Supplied material:
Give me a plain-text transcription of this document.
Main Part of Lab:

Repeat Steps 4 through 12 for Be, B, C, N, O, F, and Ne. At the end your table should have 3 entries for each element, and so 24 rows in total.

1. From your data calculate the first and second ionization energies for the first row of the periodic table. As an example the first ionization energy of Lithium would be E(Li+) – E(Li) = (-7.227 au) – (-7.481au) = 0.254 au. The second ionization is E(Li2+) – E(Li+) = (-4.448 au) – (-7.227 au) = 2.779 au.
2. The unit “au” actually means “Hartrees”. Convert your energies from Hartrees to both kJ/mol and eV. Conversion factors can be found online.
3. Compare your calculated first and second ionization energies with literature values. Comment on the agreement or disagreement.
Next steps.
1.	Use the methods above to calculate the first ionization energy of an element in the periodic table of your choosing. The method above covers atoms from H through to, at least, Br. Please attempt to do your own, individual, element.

...

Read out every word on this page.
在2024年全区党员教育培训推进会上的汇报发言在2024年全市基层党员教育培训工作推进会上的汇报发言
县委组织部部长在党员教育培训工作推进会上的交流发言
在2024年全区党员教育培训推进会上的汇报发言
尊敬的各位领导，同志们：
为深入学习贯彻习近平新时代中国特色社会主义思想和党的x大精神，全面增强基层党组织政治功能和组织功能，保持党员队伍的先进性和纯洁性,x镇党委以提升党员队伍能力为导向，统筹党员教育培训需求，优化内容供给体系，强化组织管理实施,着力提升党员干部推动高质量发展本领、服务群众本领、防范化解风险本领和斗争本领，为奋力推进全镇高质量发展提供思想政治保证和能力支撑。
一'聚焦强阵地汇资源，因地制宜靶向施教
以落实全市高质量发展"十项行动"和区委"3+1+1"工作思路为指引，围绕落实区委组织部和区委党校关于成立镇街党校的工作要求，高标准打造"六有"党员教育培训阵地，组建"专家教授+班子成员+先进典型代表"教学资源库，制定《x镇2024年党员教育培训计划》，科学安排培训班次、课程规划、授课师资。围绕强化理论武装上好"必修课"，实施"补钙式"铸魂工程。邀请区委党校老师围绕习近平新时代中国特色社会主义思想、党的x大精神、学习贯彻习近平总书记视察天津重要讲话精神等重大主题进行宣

* * *

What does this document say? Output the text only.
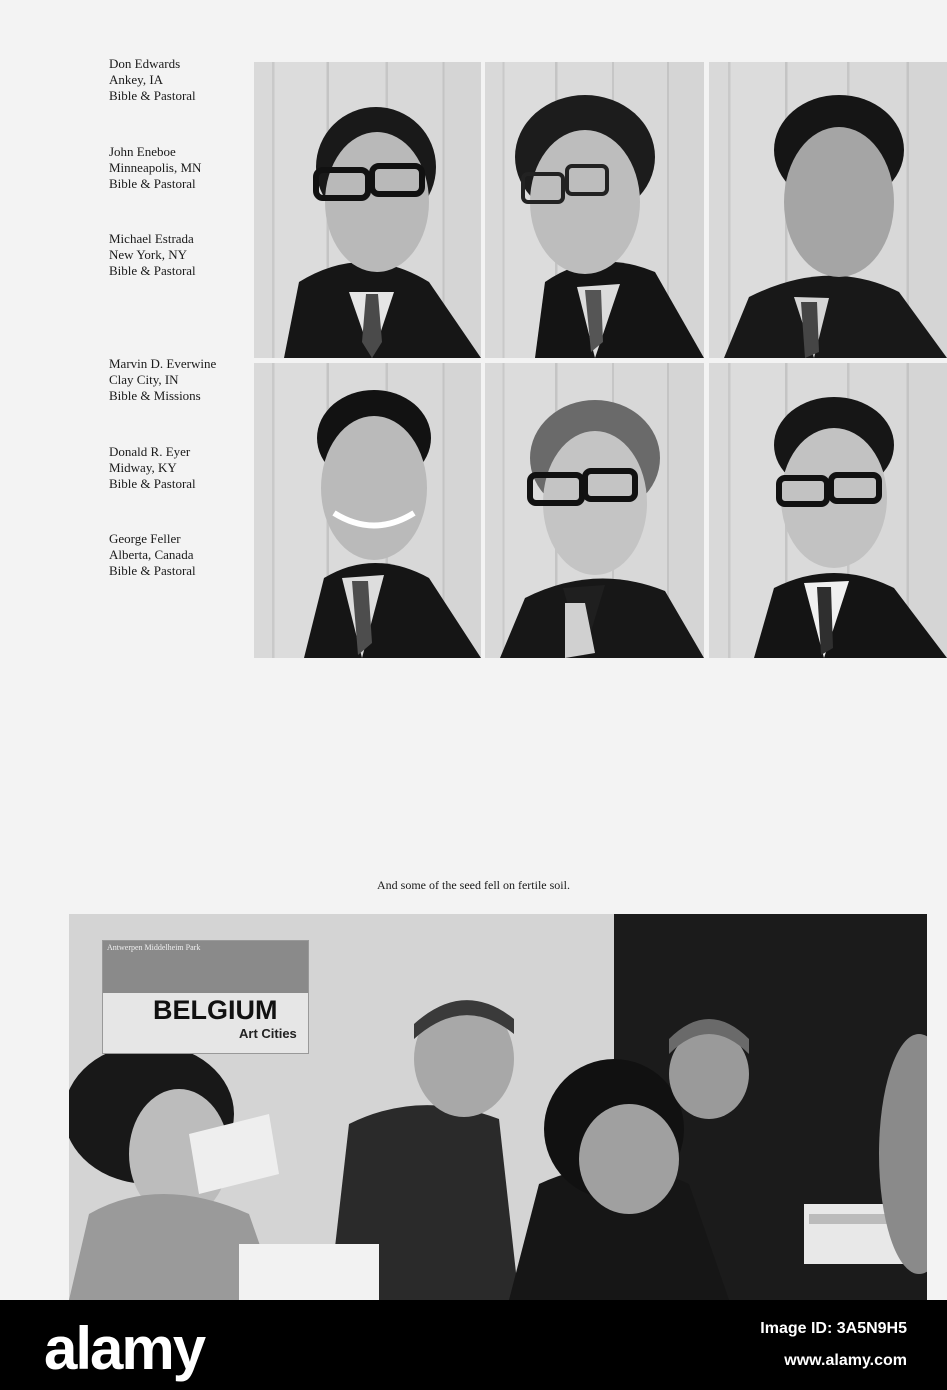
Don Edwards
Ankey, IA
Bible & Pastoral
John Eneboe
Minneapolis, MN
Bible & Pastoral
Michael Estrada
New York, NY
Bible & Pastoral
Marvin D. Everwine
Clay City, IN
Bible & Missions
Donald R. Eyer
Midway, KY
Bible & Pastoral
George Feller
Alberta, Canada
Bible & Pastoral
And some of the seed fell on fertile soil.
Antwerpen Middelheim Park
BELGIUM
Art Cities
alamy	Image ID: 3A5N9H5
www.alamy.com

Written instruction: Establish how many lines of the records contain the string "energies" and state that number without elaboration.

The output: 3